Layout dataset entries
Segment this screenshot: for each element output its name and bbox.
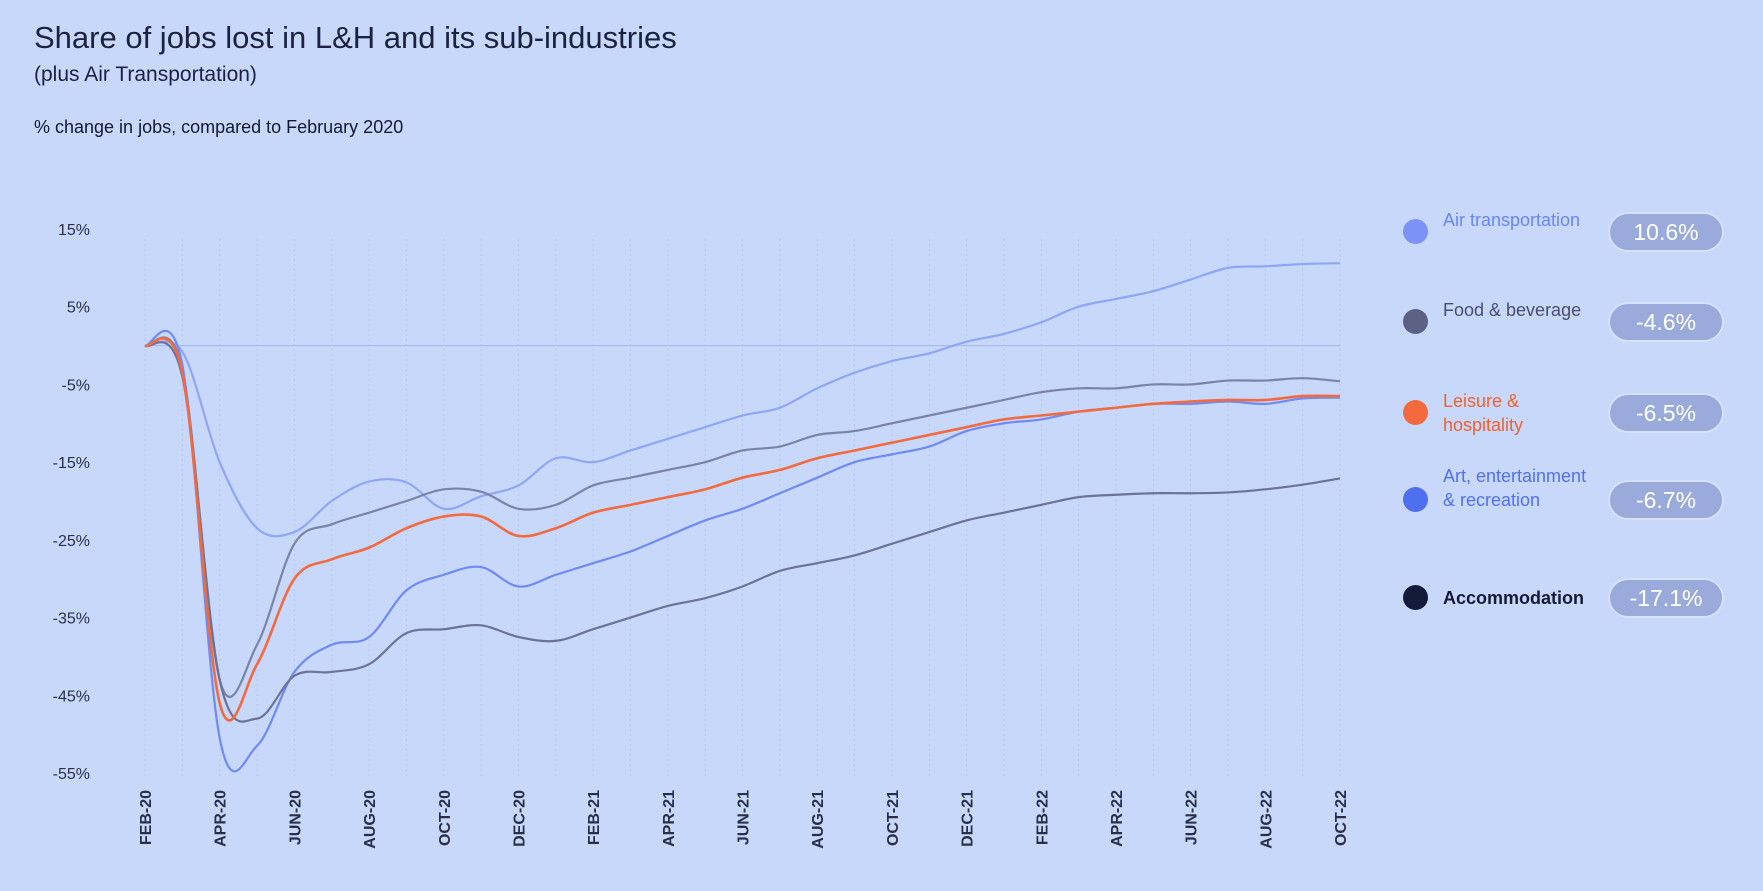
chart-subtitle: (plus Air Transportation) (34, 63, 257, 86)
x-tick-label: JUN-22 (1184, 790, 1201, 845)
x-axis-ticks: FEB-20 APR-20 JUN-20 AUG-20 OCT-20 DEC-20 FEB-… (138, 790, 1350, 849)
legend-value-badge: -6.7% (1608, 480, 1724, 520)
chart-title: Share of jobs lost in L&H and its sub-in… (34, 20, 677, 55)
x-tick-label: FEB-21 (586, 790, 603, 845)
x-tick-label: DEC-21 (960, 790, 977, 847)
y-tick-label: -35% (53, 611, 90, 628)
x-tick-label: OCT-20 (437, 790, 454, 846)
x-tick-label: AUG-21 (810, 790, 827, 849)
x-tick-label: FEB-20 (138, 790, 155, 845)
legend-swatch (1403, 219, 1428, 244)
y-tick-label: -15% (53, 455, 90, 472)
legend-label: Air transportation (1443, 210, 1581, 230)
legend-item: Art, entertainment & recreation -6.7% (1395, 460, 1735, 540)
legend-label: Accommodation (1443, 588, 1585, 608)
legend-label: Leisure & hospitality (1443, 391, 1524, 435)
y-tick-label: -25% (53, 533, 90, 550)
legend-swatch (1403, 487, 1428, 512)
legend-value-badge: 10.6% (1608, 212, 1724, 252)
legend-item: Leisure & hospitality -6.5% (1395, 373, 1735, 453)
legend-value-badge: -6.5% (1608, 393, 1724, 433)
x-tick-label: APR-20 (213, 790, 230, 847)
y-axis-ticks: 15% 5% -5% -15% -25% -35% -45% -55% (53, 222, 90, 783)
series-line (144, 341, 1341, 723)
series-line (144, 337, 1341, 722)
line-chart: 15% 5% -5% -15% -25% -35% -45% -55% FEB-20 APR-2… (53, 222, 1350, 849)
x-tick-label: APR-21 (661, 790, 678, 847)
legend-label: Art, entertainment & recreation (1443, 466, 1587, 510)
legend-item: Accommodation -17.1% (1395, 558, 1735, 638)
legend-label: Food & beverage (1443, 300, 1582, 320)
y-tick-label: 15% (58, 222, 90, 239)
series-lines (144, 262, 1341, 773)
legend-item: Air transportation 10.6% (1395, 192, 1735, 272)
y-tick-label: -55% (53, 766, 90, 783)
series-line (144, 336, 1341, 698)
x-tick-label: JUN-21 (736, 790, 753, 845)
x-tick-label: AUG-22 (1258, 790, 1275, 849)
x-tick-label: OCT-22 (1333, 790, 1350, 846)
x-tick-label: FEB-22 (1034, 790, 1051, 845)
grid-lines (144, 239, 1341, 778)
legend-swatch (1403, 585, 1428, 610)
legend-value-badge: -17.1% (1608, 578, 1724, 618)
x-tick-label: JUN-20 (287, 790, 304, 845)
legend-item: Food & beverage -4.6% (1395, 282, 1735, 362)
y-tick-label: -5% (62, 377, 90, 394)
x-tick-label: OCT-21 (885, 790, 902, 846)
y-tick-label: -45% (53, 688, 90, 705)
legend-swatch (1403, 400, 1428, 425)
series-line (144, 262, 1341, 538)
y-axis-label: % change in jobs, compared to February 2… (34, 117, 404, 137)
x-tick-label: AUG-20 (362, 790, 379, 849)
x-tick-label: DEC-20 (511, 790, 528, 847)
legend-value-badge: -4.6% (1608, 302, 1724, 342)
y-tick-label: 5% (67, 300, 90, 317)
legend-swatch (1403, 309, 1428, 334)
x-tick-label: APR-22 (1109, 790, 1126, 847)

__BRIEF__. Could you arrange the lines of this material as a numbered list, leaving out any blank lines? Please omit the pictures from your answer.

__REPLY TO THE EXERCISE__.
1. Segment this screenshot: for each element output its name and bbox.
2. chart-subtitle: (plus Air Transportation) (34, 63, 257, 86)
3. x-tick-label: JUN-22 (1184, 790, 1201, 845)
4. x-axis-ticks: FEB-20 APR-20 JUN-20 AUG-20 OCT-20 DEC-20 FEB-… (138, 790, 1350, 849)
5. legend-value-badge: -6.7% (1608, 480, 1724, 520)
6. chart-title: Share of jobs lost in L&H and its sub-in… (34, 20, 677, 55)
7. x-tick-label: FEB-21 (586, 790, 603, 845)
8. x-tick-label: DEC-21 (960, 790, 977, 847)
9. y-tick-label: -35% (53, 611, 90, 628)
10. x-tick-label: OCT-20 (437, 790, 454, 846)
11. x-tick-label: AUG-21 (810, 790, 827, 849)
12. x-tick-label: FEB-20 (138, 790, 155, 845)
13. legend-swatch (1403, 219, 1428, 244)
14. y-tick-label: -15% (53, 455, 90, 472)
15. legend-label: Air transportation (1443, 210, 1581, 230)
16. legend-item: Art, entertainment & recreation -6.7% (1395, 460, 1735, 540)
17. legend-label: Accommodation (1443, 588, 1585, 608)
18. legend-label: Leisure & hospitality (1443, 391, 1524, 435)
19. y-tick-label: -25% (53, 533, 90, 550)
20. legend-swatch (1403, 487, 1428, 512)
21. legend-value-badge: 10.6% (1608, 212, 1724, 252)
22. legend-item: Leisure & hospitality -6.5% (1395, 373, 1735, 453)
23. legend-value-badge: -6.5% (1608, 393, 1724, 433)
24. x-tick-label: APR-20 (213, 790, 230, 847)
25. y-axis-ticks: 15% 5% -5% -15% -25% -35% -45% -55% (53, 222, 90, 783)
26. series-line (144, 341, 1341, 723)
27. series-line (144, 337, 1341, 722)
28. line-chart: 15% 5% -5% -15% -25% -35% -45% -55% FEB-20 APR-2… (53, 222, 1350, 849)
29. x-tick-label: APR-21 (661, 790, 678, 847)
30. legend-label: Art, entertainment & recreation (1443, 466, 1587, 510)
31. legend-item: Accommodation -17.1% (1395, 558, 1735, 638)
32. legend-label: Food & beverage (1443, 300, 1582, 320)
33. y-tick-label: 15% (58, 222, 90, 239)
34. series-lines (144, 262, 1341, 773)
35. legend-item: Air transportation 10.6% (1395, 192, 1735, 272)
36. y-tick-label: -55% (53, 766, 90, 783)
37. series-line (144, 336, 1341, 698)
38. x-tick-label: JUN-21 (736, 790, 753, 845)
39. x-tick-label: AUG-22 (1258, 790, 1275, 849)
40. x-tick-label: OCT-22 (1333, 790, 1350, 846)
41. x-tick-label: FEB-22 (1034, 790, 1051, 845)
42. grid-lines (144, 239, 1341, 778)
43. legend-swatch (1403, 585, 1428, 610)
44. legend-value-badge: -17.1% (1608, 578, 1724, 618)
45. x-tick-label: JUN-20 (287, 790, 304, 845)
46. legend-item: Food & beverage -4.6% (1395, 282, 1735, 362)
47. y-tick-label: -5% (62, 377, 90, 394)
48. x-tick-label: OCT-21 (885, 790, 902, 846)
49. y-tick-label: -45% (53, 688, 90, 705)
50. legend-swatch (1403, 400, 1428, 425)
51. series-line (144, 262, 1341, 538)
52. y-axis-label: % change in jobs, compared to February 2… (34, 117, 404, 137)
53. x-tick-label: AUG-20 (362, 790, 379, 849)
54. x-tick-label: DEC-20 (511, 790, 528, 847)
55. legend-value-badge: -4.6% (1608, 302, 1724, 342)
56. y-tick-label: 5% (67, 300, 90, 317)
57. legend-swatch (1403, 309, 1428, 334)
58. x-tick-label: APR-22 (1109, 790, 1126, 847)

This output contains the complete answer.